Aim of the task:
Work out the number of lines with "text" in them. Reply with that number and no other words.

Records for the task:
* * * * *

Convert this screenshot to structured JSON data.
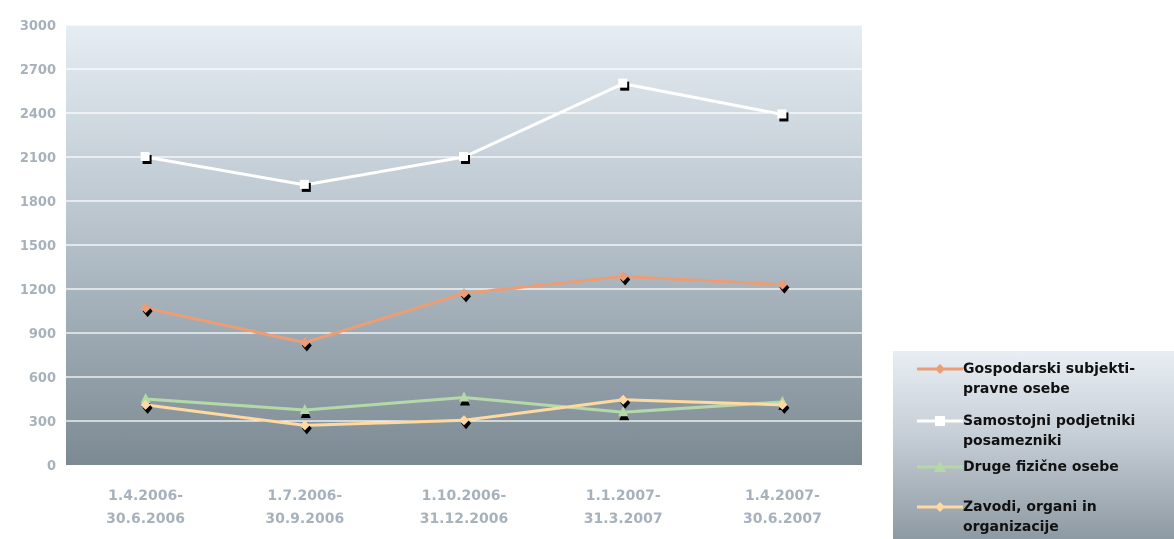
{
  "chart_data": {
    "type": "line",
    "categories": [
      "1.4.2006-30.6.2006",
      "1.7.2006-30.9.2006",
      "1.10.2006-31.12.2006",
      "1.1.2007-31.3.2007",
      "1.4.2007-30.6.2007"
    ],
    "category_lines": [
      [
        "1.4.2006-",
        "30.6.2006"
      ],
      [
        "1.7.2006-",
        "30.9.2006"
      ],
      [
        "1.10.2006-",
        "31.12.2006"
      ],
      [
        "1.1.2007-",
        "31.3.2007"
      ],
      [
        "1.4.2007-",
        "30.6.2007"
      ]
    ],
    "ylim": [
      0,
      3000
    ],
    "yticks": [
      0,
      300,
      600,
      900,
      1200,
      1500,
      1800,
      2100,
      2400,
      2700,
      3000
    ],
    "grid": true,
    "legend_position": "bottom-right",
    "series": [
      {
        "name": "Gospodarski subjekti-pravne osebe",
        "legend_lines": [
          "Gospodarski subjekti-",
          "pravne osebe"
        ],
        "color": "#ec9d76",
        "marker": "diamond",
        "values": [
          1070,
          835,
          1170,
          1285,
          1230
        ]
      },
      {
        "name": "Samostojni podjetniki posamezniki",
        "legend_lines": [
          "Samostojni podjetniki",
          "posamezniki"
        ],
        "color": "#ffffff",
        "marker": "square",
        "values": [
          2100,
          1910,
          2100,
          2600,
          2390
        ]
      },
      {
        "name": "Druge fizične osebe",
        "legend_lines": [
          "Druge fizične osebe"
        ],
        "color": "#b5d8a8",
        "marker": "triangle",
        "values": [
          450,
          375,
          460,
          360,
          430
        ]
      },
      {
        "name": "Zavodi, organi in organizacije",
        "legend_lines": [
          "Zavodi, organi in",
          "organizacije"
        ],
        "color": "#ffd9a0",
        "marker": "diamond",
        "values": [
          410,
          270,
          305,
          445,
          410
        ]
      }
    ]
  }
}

* * * * *

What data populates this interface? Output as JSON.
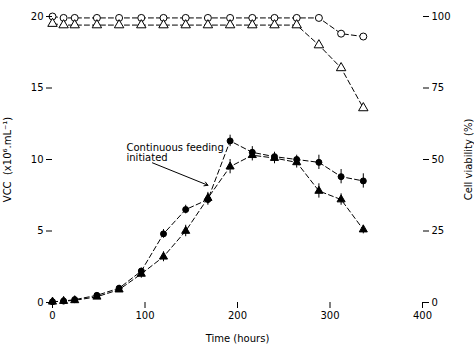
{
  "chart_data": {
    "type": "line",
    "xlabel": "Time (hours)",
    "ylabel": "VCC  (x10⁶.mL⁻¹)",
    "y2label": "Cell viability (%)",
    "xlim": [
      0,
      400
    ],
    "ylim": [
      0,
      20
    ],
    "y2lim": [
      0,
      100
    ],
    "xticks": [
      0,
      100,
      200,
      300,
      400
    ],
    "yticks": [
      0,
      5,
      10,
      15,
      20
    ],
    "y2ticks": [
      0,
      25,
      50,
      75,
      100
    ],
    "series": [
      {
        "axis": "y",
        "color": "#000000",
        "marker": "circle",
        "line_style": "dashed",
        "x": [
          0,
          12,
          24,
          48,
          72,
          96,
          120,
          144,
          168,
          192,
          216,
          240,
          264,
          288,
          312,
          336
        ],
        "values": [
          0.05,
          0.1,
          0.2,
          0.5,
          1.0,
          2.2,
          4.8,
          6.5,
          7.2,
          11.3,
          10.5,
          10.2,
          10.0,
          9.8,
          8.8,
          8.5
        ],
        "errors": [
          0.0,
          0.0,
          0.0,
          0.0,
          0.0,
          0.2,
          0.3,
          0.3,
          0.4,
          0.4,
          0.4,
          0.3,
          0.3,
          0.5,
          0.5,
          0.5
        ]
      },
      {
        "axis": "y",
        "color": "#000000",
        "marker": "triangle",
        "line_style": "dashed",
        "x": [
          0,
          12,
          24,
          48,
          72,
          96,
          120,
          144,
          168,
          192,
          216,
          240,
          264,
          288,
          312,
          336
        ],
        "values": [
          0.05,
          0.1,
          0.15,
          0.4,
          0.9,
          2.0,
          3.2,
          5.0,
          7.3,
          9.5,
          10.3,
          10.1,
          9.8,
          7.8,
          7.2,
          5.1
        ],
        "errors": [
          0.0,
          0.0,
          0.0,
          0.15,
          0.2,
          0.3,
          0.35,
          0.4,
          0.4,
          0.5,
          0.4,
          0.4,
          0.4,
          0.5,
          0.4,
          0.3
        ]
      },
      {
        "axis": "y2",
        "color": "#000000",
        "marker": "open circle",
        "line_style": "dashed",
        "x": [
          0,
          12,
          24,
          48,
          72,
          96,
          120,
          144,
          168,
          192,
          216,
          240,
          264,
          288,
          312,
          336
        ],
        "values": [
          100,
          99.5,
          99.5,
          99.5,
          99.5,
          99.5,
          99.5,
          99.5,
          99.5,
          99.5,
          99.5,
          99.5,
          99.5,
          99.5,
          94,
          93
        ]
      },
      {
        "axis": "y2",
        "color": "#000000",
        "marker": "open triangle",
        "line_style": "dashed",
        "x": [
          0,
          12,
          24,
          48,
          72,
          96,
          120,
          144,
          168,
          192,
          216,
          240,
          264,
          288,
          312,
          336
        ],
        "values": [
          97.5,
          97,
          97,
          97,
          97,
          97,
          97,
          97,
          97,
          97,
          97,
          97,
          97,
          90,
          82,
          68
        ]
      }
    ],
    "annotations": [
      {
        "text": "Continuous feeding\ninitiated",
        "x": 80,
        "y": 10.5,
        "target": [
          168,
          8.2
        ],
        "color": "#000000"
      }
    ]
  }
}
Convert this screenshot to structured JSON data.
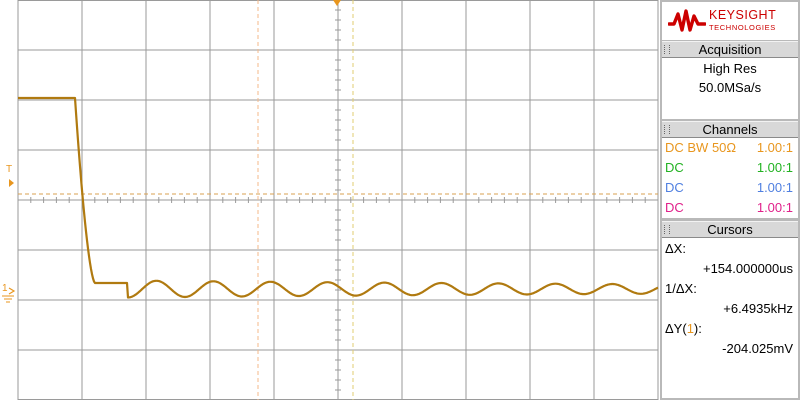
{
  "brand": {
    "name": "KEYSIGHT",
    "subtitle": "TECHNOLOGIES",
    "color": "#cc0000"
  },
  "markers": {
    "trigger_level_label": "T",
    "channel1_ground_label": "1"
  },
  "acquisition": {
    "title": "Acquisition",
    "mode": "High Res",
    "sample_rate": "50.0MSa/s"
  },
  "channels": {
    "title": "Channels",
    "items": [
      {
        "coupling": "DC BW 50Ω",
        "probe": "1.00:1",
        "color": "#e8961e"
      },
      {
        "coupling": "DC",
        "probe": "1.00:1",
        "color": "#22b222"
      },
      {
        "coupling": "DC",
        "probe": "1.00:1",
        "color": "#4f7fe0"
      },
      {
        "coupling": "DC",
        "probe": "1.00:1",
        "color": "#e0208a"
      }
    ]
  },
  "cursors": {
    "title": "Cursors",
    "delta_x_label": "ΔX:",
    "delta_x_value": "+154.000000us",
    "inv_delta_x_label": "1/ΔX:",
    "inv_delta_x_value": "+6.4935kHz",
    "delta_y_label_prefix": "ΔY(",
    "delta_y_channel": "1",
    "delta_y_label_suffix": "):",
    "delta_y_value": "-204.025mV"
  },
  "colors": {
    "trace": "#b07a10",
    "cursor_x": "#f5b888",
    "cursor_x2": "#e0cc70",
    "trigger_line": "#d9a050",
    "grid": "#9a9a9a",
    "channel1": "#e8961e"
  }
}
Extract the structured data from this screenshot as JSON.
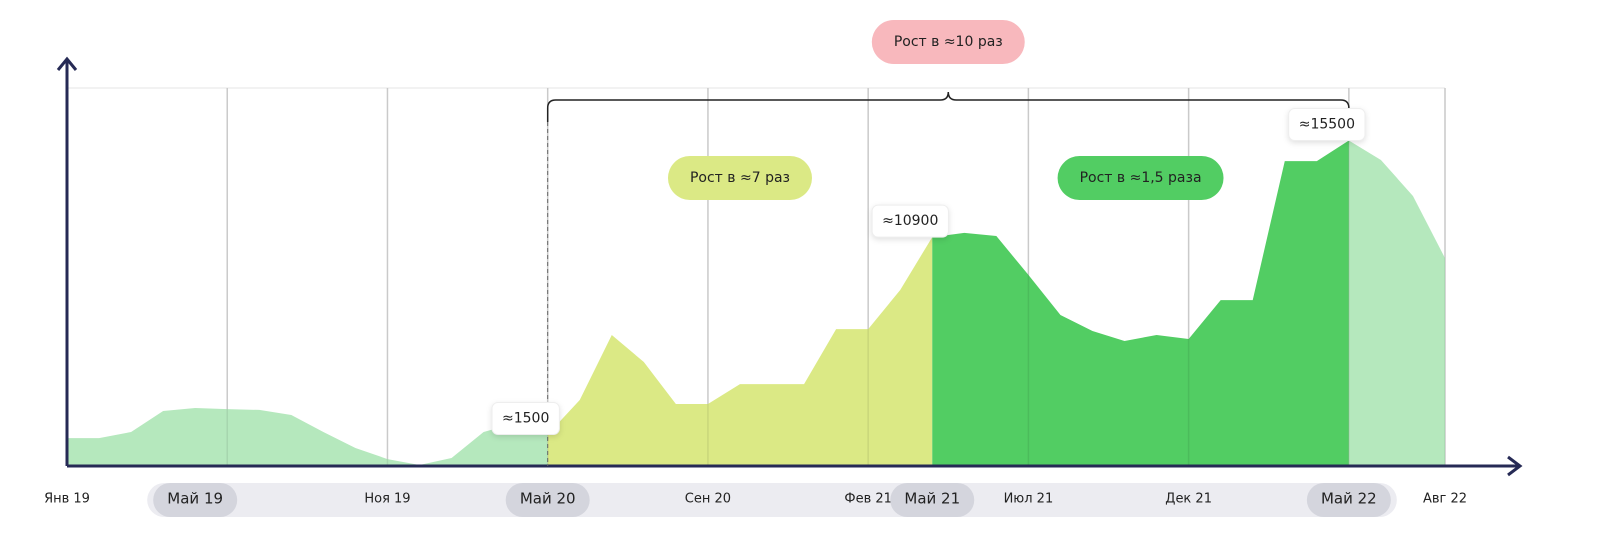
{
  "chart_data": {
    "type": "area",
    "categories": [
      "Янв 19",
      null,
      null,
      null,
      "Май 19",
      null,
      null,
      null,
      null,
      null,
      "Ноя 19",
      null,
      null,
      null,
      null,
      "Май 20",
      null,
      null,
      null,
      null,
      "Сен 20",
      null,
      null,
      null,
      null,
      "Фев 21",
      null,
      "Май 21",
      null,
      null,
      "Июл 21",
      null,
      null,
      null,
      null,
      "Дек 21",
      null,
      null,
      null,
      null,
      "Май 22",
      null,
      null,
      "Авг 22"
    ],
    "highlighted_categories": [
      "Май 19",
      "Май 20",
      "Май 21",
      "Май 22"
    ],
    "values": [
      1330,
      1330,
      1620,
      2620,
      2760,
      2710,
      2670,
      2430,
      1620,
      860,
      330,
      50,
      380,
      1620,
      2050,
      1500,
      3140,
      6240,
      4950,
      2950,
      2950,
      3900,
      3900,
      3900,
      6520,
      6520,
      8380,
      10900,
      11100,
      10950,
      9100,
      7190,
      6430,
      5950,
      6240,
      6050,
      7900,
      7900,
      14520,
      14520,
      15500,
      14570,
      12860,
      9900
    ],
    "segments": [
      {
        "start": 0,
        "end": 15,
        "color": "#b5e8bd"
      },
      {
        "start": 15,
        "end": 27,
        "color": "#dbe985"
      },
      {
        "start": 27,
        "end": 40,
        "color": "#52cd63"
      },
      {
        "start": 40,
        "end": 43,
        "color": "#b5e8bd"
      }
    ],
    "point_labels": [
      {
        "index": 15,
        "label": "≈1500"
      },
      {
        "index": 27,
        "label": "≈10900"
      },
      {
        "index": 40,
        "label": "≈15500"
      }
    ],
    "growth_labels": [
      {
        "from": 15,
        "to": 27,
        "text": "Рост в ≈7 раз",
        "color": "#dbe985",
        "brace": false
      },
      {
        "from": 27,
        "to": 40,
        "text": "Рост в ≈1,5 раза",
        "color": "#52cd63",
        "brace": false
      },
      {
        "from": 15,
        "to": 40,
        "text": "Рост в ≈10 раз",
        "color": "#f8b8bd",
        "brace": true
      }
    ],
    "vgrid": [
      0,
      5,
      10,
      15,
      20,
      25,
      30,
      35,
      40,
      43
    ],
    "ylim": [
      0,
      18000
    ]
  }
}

* * * * *

Output:
4